Begin Provided entries

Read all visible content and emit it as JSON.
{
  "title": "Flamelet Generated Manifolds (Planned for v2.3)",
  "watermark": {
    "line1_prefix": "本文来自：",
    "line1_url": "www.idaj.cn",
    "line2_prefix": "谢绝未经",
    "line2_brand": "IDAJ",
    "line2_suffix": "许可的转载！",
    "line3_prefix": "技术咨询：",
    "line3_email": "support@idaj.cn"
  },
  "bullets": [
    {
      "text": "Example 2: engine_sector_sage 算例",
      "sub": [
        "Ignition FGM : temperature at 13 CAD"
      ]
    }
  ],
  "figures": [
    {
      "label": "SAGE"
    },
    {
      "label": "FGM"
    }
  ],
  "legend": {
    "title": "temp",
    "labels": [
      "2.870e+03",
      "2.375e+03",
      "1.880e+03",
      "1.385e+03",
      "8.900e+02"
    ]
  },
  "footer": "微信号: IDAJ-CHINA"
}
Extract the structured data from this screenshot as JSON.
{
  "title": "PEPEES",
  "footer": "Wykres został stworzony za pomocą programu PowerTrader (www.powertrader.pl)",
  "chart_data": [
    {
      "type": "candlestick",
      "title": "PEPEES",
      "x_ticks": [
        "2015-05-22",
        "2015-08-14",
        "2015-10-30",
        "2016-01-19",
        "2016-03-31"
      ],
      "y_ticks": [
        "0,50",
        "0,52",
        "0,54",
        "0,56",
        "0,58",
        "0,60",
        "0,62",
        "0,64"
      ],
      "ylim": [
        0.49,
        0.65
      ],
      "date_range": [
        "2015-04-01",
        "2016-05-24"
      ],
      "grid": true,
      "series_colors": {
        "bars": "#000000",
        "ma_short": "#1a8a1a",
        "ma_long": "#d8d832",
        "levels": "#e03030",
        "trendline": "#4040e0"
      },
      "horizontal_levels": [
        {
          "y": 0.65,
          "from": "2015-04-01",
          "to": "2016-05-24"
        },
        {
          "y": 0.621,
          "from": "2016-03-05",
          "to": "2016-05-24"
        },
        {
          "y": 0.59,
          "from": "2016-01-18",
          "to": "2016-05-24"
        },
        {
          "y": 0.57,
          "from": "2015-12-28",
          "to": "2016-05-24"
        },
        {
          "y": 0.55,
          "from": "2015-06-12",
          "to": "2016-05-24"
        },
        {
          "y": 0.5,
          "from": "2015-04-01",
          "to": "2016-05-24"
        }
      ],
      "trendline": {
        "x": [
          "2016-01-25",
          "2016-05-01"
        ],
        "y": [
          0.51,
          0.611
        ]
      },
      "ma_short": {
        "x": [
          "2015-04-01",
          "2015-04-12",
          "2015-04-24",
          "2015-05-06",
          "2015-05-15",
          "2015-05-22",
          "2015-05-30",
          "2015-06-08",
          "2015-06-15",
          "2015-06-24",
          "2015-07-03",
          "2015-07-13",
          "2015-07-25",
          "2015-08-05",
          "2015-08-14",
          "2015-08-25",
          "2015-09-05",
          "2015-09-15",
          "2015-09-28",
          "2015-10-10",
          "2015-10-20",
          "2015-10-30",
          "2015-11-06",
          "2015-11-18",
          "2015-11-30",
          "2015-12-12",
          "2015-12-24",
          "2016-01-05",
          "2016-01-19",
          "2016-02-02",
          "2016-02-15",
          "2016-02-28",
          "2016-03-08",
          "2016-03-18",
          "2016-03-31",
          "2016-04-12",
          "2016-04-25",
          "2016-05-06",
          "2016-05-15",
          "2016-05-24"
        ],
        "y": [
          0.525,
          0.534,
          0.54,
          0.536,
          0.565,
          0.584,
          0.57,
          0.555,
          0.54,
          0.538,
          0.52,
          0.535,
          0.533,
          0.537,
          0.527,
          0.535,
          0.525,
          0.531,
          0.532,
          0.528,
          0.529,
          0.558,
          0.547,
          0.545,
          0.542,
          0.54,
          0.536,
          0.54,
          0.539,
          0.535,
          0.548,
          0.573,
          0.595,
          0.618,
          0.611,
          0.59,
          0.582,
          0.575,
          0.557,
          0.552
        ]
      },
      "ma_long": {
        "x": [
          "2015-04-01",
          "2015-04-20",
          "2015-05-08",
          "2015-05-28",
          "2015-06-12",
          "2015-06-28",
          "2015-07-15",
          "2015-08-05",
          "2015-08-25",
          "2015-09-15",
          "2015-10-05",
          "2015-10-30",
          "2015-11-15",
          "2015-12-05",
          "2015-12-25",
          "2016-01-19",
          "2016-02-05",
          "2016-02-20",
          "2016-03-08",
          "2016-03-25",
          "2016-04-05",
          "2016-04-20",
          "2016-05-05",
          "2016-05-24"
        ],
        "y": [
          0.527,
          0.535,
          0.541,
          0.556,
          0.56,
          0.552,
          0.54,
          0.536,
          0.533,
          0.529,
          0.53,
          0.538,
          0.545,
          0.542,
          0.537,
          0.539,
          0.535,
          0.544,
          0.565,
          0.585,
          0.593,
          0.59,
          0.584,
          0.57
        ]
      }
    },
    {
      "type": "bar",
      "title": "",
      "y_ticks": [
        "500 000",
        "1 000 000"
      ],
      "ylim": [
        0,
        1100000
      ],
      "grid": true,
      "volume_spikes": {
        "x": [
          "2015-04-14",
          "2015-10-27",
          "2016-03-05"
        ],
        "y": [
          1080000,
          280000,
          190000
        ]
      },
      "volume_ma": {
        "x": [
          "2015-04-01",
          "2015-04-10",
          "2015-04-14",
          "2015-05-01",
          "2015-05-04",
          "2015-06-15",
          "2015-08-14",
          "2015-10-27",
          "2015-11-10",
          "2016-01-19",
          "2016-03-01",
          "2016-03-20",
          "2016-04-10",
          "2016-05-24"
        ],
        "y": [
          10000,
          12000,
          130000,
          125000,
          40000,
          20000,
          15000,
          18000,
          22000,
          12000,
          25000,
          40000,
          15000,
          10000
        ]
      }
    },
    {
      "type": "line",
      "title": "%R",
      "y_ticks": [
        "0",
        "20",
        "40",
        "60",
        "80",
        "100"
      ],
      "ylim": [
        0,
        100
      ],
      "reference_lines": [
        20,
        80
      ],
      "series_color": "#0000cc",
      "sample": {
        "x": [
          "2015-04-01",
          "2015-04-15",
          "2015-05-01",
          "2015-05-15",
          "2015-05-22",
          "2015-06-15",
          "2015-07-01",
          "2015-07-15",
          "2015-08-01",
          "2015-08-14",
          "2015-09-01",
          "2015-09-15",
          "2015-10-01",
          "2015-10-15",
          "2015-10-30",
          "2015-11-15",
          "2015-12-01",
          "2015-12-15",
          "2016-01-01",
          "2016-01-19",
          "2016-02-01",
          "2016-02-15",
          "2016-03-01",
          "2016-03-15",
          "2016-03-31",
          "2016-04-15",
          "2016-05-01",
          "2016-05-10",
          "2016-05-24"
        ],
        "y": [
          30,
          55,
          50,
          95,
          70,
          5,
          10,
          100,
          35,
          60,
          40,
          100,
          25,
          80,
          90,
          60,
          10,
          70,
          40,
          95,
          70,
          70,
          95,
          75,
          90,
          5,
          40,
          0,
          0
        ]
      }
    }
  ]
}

End Provided entries

**Short problem**
Faithfully reproduce all of the records, character for character.

**Worked solution**
Read all visible content and emit it as JSON.
{
  "title": "Flamelet Generated Manifolds (Planned for v2.3)",
  "watermark": {
    "line1_prefix": "本文来自：",
    "line1_url": "www.idaj.cn",
    "line2_prefix": "谢绝未经",
    "line2_brand": "IDAJ",
    "line2_suffix": "许可的转载！",
    "line3_prefix": "技术咨询：",
    "line3_email": "support@idaj.cn"
  },
  "bullets": [
    {
      "text": "Example 2: engine_sector_sage 算例",
      "sub": [
        "Ignition FGM : temperature at 13 CAD"
      ]
    }
  ],
  "figures": [
    {
      "label": "SAGE"
    },
    {
      "label": "FGM"
    }
  ],
  "legend": {
    "title": "temp",
    "labels": [
      "2.870e+03",
      "2.375e+03",
      "1.880e+03",
      "1.385e+03",
      "8.900e+02"
    ]
  },
  "footer": "微信号: IDAJ-CHINA"
}
Extract the structured data from this screenshot as JSON.
{
  "title": "PEPEES",
  "footer": "Wykres został stworzony za pomocą programu PowerTrader (www.powertrader.pl)",
  "chart_data": [
    {
      "type": "candlestick",
      "title": "PEPEES",
      "x_ticks": [
        "2015-05-22",
        "2015-08-14",
        "2015-10-30",
        "2016-01-19",
        "2016-03-31"
      ],
      "y_ticks": [
        "0,50",
        "0,52",
        "0,54",
        "0,56",
        "0,58",
        "0,60",
        "0,62",
        "0,64"
      ],
      "ylim": [
        0.49,
        0.65
      ],
      "date_range": [
        "2015-04-01",
        "2016-05-24"
      ],
      "grid": true,
      "series_colors": {
        "bars": "#000000",
        "ma_short": "#1a8a1a",
        "ma_long": "#d8d832",
        "levels": "#e03030",
        "trendline": "#4040e0"
      },
      "horizontal_levels": [
        {
          "y": 0.65,
          "from": "2015-04-01",
          "to": "2016-05-24"
        },
        {
          "y": 0.621,
          "from": "2016-03-05",
          "to": "2016-05-24"
        },
        {
          "y": 0.59,
          "from": "2016-01-18",
          "to": "2016-05-24"
        },
        {
          "y": 0.57,
          "from": "2015-12-28",
          "to": "2016-05-24"
        },
        {
          "y": 0.55,
          "from": "2015-06-12",
          "to": "2016-05-24"
        },
        {
          "y": 0.5,
          "from": "2015-04-01",
          "to": "2016-05-24"
        }
      ],
      "trendline": {
        "x": [
          "2016-01-25",
          "2016-05-01"
        ],
        "y": [
          0.51,
          0.611
        ]
      },
      "ma_short": {
        "x": [
          "2015-04-01",
          "2015-04-12",
          "2015-04-24",
          "2015-05-06",
          "2015-05-15",
          "2015-05-22",
          "2015-05-30",
          "2015-06-08",
          "2015-06-15",
          "2015-06-24",
          "2015-07-03",
          "2015-07-13",
          "2015-07-25",
          "2015-08-05",
          "2015-08-14",
          "2015-08-25",
          "2015-09-05",
          "2015-09-15",
          "2015-09-28",
          "2015-10-10",
          "2015-10-20",
          "2015-10-30",
          "2015-11-06",
          "2015-11-18",
          "2015-11-30",
          "2015-12-12",
          "2015-12-24",
          "2016-01-05",
          "2016-01-19",
          "2016-02-02",
          "2016-02-15",
          "2016-02-28",
          "2016-03-08",
          "2016-03-18",
          "2016-03-31",
          "2016-04-12",
          "2016-04-25",
          "2016-05-06",
          "2016-05-15",
          "2016-05-24"
        ],
        "y": [
          0.525,
          0.534,
          0.54,
          0.536,
          0.565,
          0.584,
          0.57,
          0.555,
          0.54,
          0.538,
          0.52,
          0.535,
          0.533,
          0.537,
          0.527,
          0.535,
          0.525,
          0.531,
          0.532,
          0.528,
          0.529,
          0.558,
          0.547,
          0.545,
          0.542,
          0.54,
          0.536,
          0.54,
          0.539,
          0.535,
          0.548,
          0.573,
          0.595,
          0.618,
          0.611,
          0.59,
          0.582,
          0.575,
          0.557,
          0.552
        ]
      },
      "ma_long": {
        "x": [
          "2015-04-01",
          "2015-04-20",
          "2015-05-08",
          "2015-05-28",
          "2015-06-12",
          "2015-06-28",
          "2015-07-15",
          "2015-08-05",
          "2015-08-25",
          "2015-09-15",
          "2015-10-05",
          "2015-10-30",
          "2015-11-15",
          "2015-12-05",
          "2015-12-25",
          "2016-01-19",
          "2016-02-05",
          "2016-02-20",
          "2016-03-08",
          "2016-03-25",
          "2016-04-05",
          "2016-04-20",
          "2016-05-05",
          "2016-05-24"
        ],
        "y": [
          0.527,
          0.535,
          0.541,
          0.556,
          0.56,
          0.552,
          0.54,
          0.536,
          0.533,
          0.529,
          0.53,
          0.538,
          0.545,
          0.542,
          0.537,
          0.539,
          0.535,
          0.544,
          0.565,
          0.585,
          0.593,
          0.59,
          0.584,
          0.57
        ]
      }
    },
    {
      "type": "bar",
      "title": "",
      "y_ticks": [
        "500 000",
        "1 000 000"
      ],
      "ylim": [
        0,
        1100000
      ],
      "grid": true,
      "volume_spikes": {
        "x": [
          "2015-04-14",
          "2015-10-27",
          "2016-03-05"
        ],
        "y": [
          1080000,
          280000,
          190000
        ]
      },
      "volume_ma": {
        "x": [
          "2015-04-01",
          "2015-04-10",
          "2015-04-14",
          "2015-05-01",
          "2015-05-04",
          "2015-06-15",
          "2015-08-14",
          "2015-10-27",
          "2015-11-10",
          "2016-01-19",
          "2016-03-01",
          "2016-03-20",
          "2016-04-10",
          "2016-05-24"
        ],
        "y": [
          10000,
          12000,
          130000,
          125000,
          40000,
          20000,
          15000,
          18000,
          22000,
          12000,
          25000,
          40000,
          15000,
          10000
        ]
      }
    },
    {
      "type": "line",
      "title": "%R",
      "y_ticks": [
        "0",
        "20",
        "40",
        "60",
        "80",
        "100"
      ],
      "ylim": [
        0,
        100
      ],
      "reference_lines": [
        20,
        80
      ],
      "series_color": "#0000cc",
      "sample": {
        "x": [
          "2015-04-01",
          "2015-04-15",
          "2015-05-01",
          "2015-05-15",
          "2015-05-22",
          "2015-06-15",
          "2015-07-01",
          "2015-07-15",
          "2015-08-01",
          "2015-08-14",
          "2015-09-01",
          "2015-09-15",
          "2015-10-01",
          "2015-10-15",
          "2015-10-30",
          "2015-11-15",
          "2015-12-01",
          "2015-12-15",
          "2016-01-01",
          "2016-01-19",
          "2016-02-01",
          "2016-02-15",
          "2016-03-01",
          "2016-03-15",
          "2016-03-31",
          "2016-04-15",
          "2016-05-01",
          "2016-05-10",
          "2016-05-24"
        ],
        "y": [
          30,
          55,
          50,
          95,
          70,
          5,
          10,
          100,
          35,
          60,
          40,
          100,
          25,
          80,
          90,
          60,
          10,
          70,
          40,
          95,
          70,
          70,
          95,
          75,
          90,
          5,
          40,
          0,
          0
        ]
      }
    }
  ]
}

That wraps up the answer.